-------- ITEMS --------

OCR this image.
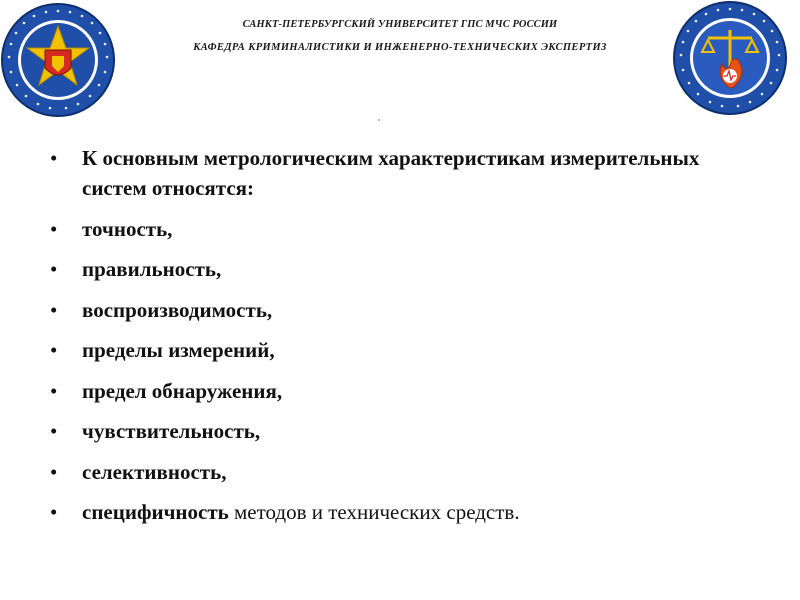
САНКТ-ПЕТЕРБУРГСКИЙ УНИВЕРСИТЕТ ГПС МЧС РОССИИ
КАФЕДРА КРИМИНАЛИСТИКИ И ИНЖЕНЕРНО-ТЕХНИЧЕСКИХ ЭКСПЕРТИЗ
• К основным метрологическим характеристикам измерительных систем относятся:
• точность,
• правильность,
• воспроизводимость,
• пределы измерений,
• предел обнаружения,
• чувствительность,
• селективность,
• специфичность методов и технических средств.
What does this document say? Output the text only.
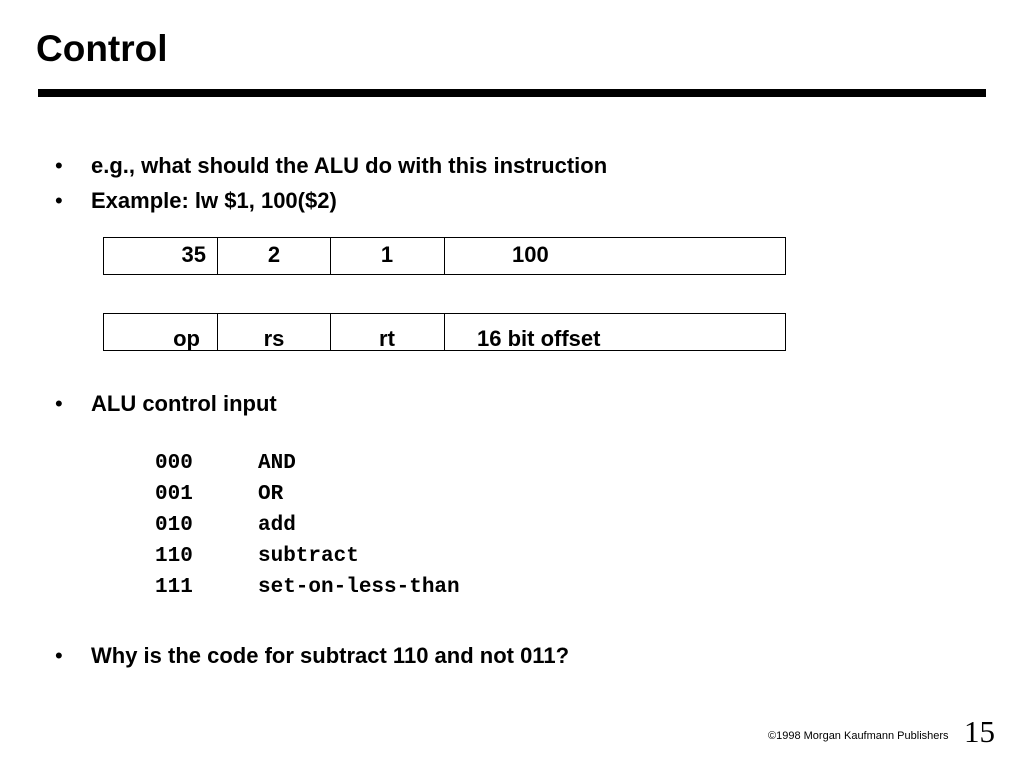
Control
• e.g., what should the ALU do with this instruction
• Example: lw $1, 100($2)
35	2	1	100
op	rs	rt	16 bit offset
• ALU control input
000	AND
001	OR
010	add
110	subtract
111	set-on-less-than
• Why is the code for subtract 110 and not 011?
©1998 Morgan Kaufmann Publishers 15
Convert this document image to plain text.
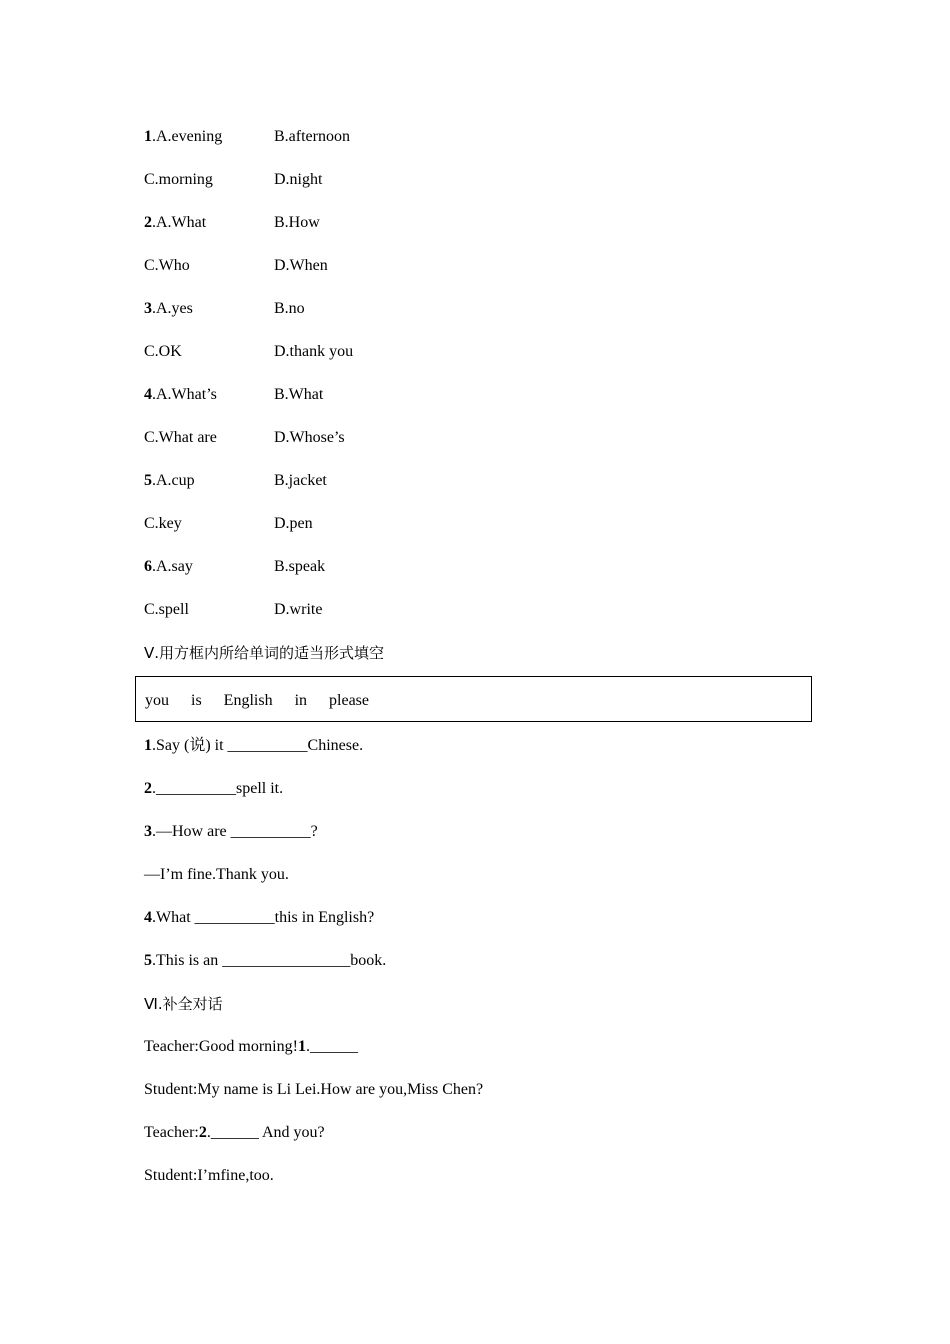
1.A.evening	B.afternoon
C.morning	D.night
2.A.What	B.How
C.Who	D.When
3.A.yes	B.no
C.OK	D.thank you
4.A.What’s	B.What
C.What are	D.Whose’s
5.A.cup	B.jacket
C.key	D.pen
6.A.say	B.speak
C.spell	D.write
Ⅴ.用方框内所给单词的适当形式填空
you is English in please
1.Say (说) it __________Chinese.
2.__________spell it.
3.—How are __________?
—I’m fine.Thank you.
4.What __________this in English?
5.This is an ________________book.
Ⅵ.补全对话
Teacher:Good morning!1.______
Student:My name is Li Lei.How are you,Miss Chen?
Teacher:2.______ And you?
Student:I’mfine,too.
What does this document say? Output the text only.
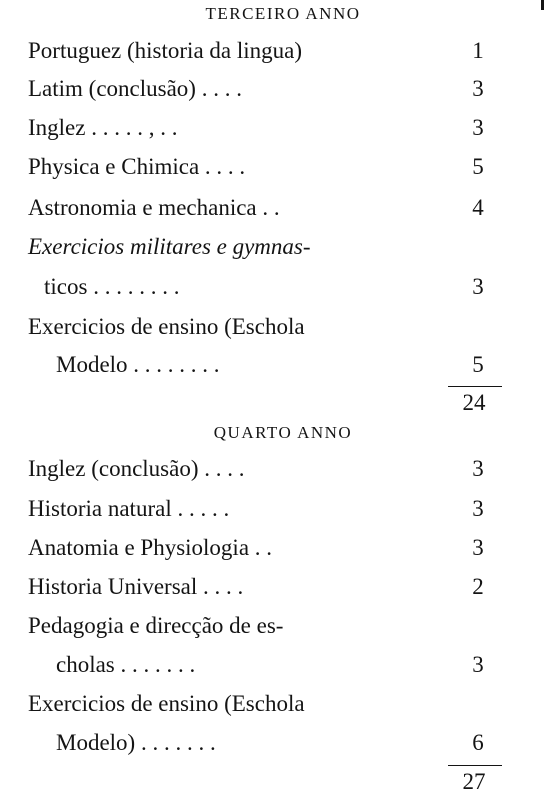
TERCEIRO ANNO
Portuguez (historia da lingua)	1
Latim (conclusão) . . . .	3
Inglez . . . . . , . .	3
Physica e Chimica . . . .	5
Astronomia e mechanica . .	4
Exercicios militares e gymnas-
ticos . . . . . . . .	3
Exercicios de ensino (Eschola
Modelo . . . . . . . .	5
24
QUARTO ANNO
Inglez (conclusão) . . . .	3
Historia natural . . . . .	3
Anatomia e Physiologia . .	3
Historia Universal . . . .	2
Pedagogia e direcção de es-
cholas . . . . . . .	3
Exercicios de ensino (Eschola
Modelo) . . . . . . .	6
27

--------

* _GOAL OF THE EXERCISE_: Gather each line of the listing that holds the string "English".

* _WORKED ANSWER_:
you is English in please
4.What __________this in English?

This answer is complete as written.